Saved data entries
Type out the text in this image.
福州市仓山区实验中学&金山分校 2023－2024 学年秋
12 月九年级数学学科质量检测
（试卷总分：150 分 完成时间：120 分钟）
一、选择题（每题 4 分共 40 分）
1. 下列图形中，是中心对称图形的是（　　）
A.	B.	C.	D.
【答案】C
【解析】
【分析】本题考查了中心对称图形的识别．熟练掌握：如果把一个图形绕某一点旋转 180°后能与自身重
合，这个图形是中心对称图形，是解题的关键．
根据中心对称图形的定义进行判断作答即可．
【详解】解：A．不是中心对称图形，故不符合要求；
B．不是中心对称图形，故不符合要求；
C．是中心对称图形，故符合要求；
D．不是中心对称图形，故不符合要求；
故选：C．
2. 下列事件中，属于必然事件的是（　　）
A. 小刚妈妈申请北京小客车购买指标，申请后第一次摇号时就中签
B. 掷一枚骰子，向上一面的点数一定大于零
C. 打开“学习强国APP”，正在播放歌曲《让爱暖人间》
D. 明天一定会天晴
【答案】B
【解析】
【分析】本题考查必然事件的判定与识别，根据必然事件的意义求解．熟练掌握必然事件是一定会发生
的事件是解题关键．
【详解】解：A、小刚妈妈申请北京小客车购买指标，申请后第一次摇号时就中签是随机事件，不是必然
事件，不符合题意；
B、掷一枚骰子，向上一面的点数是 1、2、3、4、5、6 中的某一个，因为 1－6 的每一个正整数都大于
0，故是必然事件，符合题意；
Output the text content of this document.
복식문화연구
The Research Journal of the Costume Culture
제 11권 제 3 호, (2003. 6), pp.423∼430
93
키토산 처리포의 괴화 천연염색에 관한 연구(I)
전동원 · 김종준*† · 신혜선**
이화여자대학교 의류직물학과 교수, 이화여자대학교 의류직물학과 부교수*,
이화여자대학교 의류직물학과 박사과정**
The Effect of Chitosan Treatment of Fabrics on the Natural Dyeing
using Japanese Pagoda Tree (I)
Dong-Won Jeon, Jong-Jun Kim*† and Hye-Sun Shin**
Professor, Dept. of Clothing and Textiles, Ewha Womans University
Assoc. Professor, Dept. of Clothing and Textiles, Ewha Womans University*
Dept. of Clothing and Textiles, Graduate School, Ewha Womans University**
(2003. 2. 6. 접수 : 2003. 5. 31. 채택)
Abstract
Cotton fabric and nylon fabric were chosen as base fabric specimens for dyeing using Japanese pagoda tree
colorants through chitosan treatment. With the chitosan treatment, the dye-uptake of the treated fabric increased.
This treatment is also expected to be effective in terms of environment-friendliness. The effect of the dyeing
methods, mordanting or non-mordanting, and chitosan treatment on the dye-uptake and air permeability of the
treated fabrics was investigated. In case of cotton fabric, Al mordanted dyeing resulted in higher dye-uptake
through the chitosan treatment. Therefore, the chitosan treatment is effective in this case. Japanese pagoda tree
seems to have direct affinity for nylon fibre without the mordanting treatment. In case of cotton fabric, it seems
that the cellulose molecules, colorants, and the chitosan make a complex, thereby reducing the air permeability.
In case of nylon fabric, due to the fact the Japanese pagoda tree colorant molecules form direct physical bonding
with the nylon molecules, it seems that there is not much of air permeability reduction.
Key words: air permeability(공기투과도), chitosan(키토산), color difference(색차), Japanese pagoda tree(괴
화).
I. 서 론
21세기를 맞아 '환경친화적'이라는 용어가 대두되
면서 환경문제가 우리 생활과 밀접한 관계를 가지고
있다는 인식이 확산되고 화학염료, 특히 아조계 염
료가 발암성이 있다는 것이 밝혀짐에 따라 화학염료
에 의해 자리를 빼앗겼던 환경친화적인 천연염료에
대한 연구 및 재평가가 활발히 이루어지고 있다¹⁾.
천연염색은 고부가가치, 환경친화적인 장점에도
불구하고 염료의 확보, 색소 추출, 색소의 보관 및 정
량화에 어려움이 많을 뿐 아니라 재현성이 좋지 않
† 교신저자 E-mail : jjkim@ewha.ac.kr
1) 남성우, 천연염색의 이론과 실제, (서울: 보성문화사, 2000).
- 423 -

■ **Direction**:
Each line of the material above must be retyped precisely.

■ **Finished exercise**:
Type out the text in this image.
福州市仓山区实验中学&金山分校 2023－2024 学年秋
12 月九年级数学学科质量检测
（试卷总分：150 分 完成时间：120 分钟）
一、选择题（每题 4 分共 40 分）
1. 下列图形中，是中心对称图形的是（　　）
A.	B.	C.	D.
【答案】C
【解析】
【分析】本题考查了中心对称图形的识别．熟练掌握：如果把一个图形绕某一点旋转 180°后能与自身重
合，这个图形是中心对称图形，是解题的关键．
根据中心对称图形的定义进行判断作答即可．
【详解】解：A．不是中心对称图形，故不符合要求；
B．不是中心对称图形，故不符合要求；
C．是中心对称图形，故符合要求；
D．不是中心对称图形，故不符合要求；
故选：C．
2. 下列事件中，属于必然事件的是（　　）
A. 小刚妈妈申请北京小客车购买指标，申请后第一次摇号时就中签
B. 掷一枚骰子，向上一面的点数一定大于零
C. 打开“学习强国APP”，正在播放歌曲《让爱暖人间》
D. 明天一定会天晴
【答案】B
【解析】
【分析】本题考查必然事件的判定与识别，根据必然事件的意义求解．熟练掌握必然事件是一定会发生
的事件是解题关键．
【详解】解：A、小刚妈妈申请北京小客车购买指标，申请后第一次摇号时就中签是随机事件，不是必然
事件，不符合题意；
B、掷一枚骰子，向上一面的点数是 1、2、3、4、5、6 中的某一个，因为 1－6 的每一个正整数都大于
0，故是必然事件，符合题意；
Output the text content of this document.
복식문화연구
The Research Journal of the Costume Culture
제 11권 제 3 호, (2003. 6), pp.423∼430
93
키토산 처리포의 괴화 천연염색에 관한 연구(I)
전동원 · 김종준*† · 신혜선**
이화여자대학교 의류직물학과 교수, 이화여자대학교 의류직물학과 부교수*,
이화여자대학교 의류직물학과 박사과정**
The Effect of Chitosan Treatment of Fabrics on the Natural Dyeing
using Japanese Pagoda Tree (I)
Dong-Won Jeon, Jong-Jun Kim*† and Hye-Sun Shin**
Professor, Dept. of Clothing and Textiles, Ewha Womans University
Assoc. Professor, Dept. of Clothing and Textiles, Ewha Womans University*
Dept. of Clothing and Textiles, Graduate School, Ewha Womans University**
(2003. 2. 6. 접수 : 2003. 5. 31. 채택)
Abstract
Cotton fabric and nylon fabric were chosen as base fabric specimens for dyeing using Japanese pagoda tree
colorants through chitosan treatment. With the chitosan treatment, the dye-uptake of the treated fabric increased.
This treatment is also expected to be effective in terms of environment-friendliness. The effect of the dyeing
methods, mordanting or non-mordanting, and chitosan treatment on the dye-uptake and air permeability of the
treated fabrics was investigated. In case of cotton fabric, Al mordanted dyeing resulted in higher dye-uptake
through the chitosan treatment. Therefore, the chitosan treatment is effective in this case. Japanese pagoda tree
seems to have direct affinity for nylon fibre without the mordanting treatment. In case of cotton fabric, it seems
that the cellulose molecules, colorants, and the chitosan make a complex, thereby reducing the air permeability.
In case of nylon fabric, due to the fact the Japanese pagoda tree colorant molecules form direct physical bonding
with the nylon molecules, it seems that there is not much of air permeability reduction.
Key words: air permeability(공기투과도), chitosan(키토산), color difference(색차), Japanese pagoda tree(괴
화).
I. 서 론
21세기를 맞아 '환경친화적'이라는 용어가 대두되
면서 환경문제가 우리 생활과 밀접한 관계를 가지고
있다는 인식이 확산되고 화학염료, 특히 아조계 염
료가 발암성이 있다는 것이 밝혀짐에 따라 화학염료
에 의해 자리를 빼앗겼던 환경친화적인 천연염료에
대한 연구 및 재평가가 활발히 이루어지고 있다¹⁾.
천연염색은 고부가가치, 환경친화적인 장점에도
불구하고 염료의 확보, 색소 추출, 색소의 보관 및 정
량화에 어려움이 많을 뿐 아니라 재현성이 좋지 않
† 교신저자 E-mail : jjkim@ewha.ac.kr
1) 남성우, 천연염색의 이론과 실제, (서울: 보성문화사, 2000).
- 423 -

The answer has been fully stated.